[Start of Material for the task]

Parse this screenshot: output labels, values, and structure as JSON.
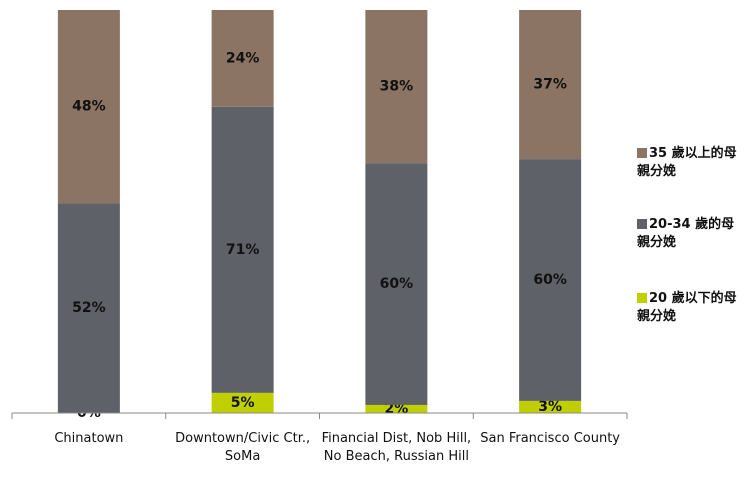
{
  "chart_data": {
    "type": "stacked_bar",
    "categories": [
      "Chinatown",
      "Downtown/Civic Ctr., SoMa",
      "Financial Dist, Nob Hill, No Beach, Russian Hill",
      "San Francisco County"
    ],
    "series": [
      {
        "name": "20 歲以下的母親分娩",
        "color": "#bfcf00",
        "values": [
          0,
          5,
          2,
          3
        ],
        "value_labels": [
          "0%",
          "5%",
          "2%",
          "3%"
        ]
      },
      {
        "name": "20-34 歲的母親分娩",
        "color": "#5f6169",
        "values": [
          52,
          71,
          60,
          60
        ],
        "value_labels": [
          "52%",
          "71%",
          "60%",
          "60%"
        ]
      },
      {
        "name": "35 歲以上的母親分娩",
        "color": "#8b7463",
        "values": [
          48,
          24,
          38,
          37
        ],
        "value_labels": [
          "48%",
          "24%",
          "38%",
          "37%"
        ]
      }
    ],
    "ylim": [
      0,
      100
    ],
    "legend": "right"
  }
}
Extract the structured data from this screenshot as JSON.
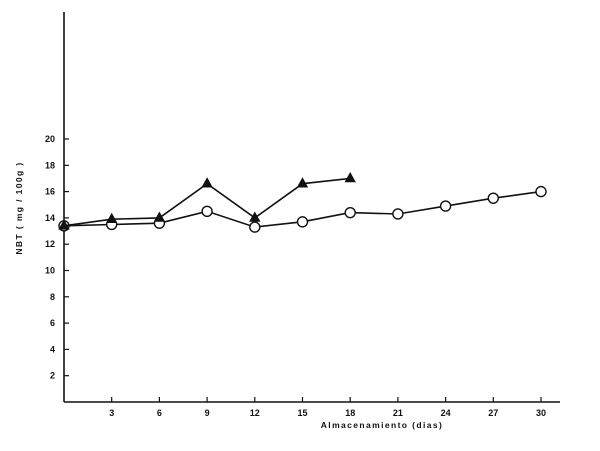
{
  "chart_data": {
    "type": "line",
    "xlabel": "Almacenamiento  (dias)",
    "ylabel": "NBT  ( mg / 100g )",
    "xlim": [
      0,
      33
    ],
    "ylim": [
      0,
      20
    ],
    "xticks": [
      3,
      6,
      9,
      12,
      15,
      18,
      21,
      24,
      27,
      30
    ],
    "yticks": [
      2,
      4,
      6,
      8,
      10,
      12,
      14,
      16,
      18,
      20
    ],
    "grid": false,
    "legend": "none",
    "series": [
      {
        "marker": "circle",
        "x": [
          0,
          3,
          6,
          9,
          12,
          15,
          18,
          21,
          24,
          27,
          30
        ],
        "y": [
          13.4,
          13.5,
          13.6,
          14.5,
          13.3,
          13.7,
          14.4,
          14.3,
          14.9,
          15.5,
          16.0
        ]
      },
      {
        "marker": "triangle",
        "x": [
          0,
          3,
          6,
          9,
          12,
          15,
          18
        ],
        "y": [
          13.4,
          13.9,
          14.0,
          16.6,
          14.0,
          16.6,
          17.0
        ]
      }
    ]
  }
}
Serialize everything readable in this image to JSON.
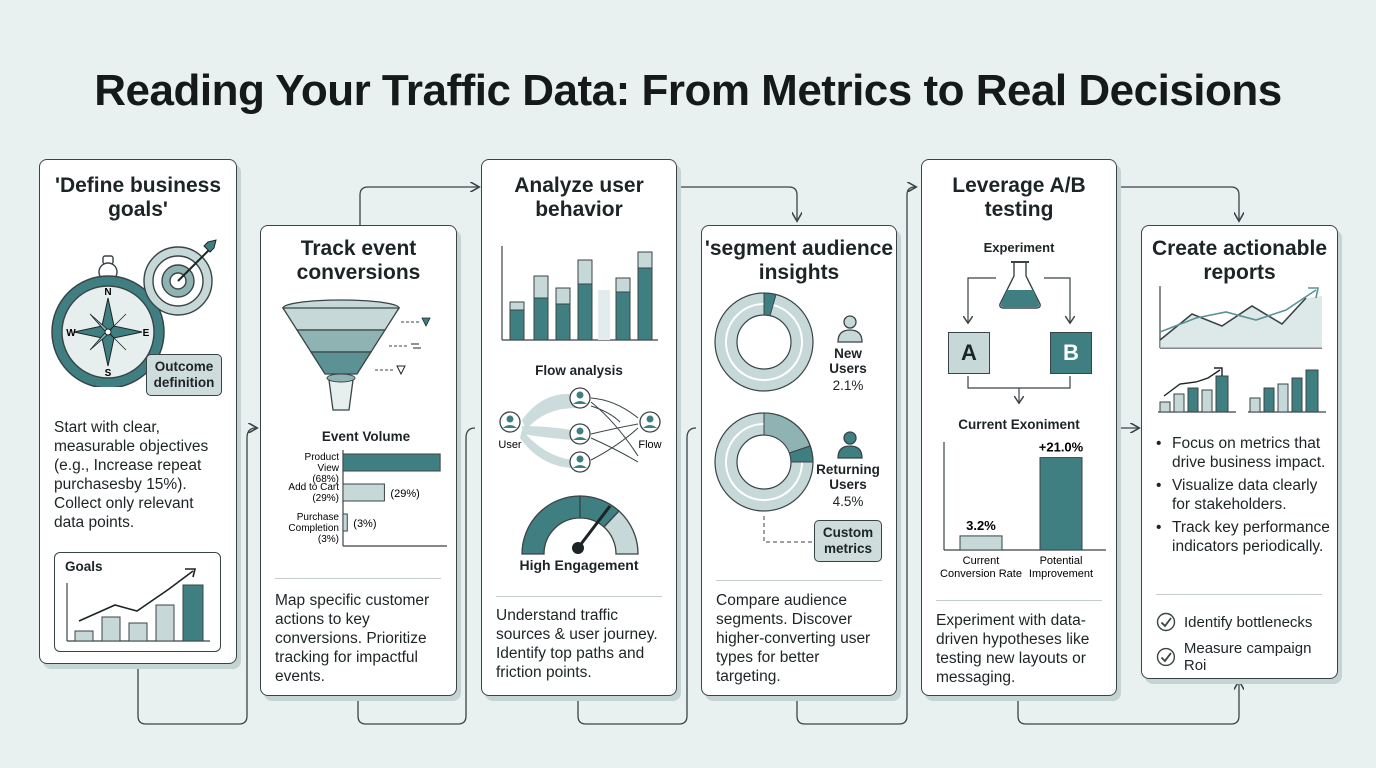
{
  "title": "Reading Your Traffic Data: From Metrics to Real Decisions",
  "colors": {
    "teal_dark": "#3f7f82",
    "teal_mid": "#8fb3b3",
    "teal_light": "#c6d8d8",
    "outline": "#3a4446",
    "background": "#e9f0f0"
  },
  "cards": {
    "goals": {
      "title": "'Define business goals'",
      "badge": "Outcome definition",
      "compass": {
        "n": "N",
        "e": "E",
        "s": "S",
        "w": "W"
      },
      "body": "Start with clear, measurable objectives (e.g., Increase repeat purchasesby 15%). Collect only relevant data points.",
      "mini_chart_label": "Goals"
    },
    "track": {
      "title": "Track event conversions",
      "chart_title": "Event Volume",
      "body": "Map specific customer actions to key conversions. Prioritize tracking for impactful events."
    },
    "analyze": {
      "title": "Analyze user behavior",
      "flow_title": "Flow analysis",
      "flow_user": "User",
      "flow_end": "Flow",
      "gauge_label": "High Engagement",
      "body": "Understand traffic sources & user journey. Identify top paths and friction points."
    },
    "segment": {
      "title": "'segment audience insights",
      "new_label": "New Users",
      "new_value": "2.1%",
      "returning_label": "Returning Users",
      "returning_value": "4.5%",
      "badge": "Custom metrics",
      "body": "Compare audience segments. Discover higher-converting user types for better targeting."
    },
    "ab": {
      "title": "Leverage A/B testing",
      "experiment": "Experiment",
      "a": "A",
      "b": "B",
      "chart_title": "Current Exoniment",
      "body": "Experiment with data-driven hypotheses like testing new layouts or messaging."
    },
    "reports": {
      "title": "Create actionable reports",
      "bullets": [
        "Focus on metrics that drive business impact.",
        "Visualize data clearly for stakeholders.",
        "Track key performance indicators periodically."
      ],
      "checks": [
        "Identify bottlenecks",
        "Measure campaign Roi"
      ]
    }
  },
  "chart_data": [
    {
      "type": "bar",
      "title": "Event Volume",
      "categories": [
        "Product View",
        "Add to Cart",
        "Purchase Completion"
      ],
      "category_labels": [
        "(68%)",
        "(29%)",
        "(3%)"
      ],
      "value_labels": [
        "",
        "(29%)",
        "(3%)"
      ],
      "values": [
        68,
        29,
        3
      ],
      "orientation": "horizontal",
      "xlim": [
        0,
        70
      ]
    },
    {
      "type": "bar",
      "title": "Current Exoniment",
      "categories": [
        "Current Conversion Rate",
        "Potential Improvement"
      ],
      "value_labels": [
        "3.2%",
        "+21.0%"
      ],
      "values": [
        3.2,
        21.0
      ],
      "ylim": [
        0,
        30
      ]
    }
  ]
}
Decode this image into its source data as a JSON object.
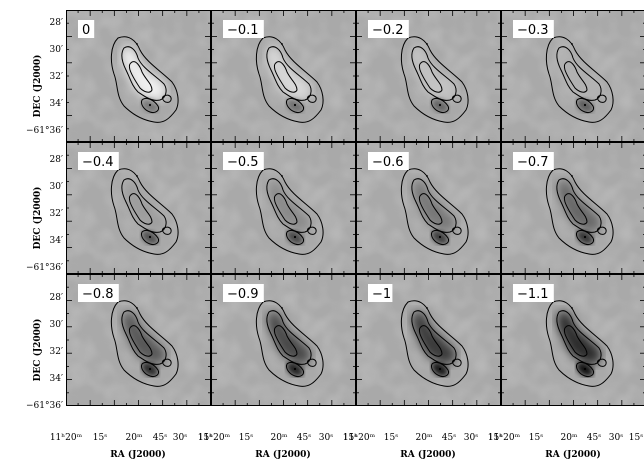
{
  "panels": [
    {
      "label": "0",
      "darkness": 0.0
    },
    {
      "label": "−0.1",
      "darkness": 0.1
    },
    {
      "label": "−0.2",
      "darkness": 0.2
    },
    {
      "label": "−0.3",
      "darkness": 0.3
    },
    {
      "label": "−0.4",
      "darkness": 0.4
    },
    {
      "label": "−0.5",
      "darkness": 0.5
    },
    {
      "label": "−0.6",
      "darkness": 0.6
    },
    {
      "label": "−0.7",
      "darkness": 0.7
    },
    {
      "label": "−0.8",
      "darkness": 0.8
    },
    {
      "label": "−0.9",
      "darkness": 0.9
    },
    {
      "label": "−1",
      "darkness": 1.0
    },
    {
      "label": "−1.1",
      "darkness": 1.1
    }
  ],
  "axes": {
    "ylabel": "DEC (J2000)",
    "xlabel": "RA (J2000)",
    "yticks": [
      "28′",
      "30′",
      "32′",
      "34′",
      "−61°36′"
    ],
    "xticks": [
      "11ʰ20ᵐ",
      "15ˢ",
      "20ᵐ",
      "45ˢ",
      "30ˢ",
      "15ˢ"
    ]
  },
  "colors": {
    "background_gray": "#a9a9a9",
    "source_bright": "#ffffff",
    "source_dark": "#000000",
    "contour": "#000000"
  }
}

[End of Material for the task]

- Aim of the exercise
Check each line in the listing above for the string "this", then report how many lines contain it, with no other text.

- Problem solution
4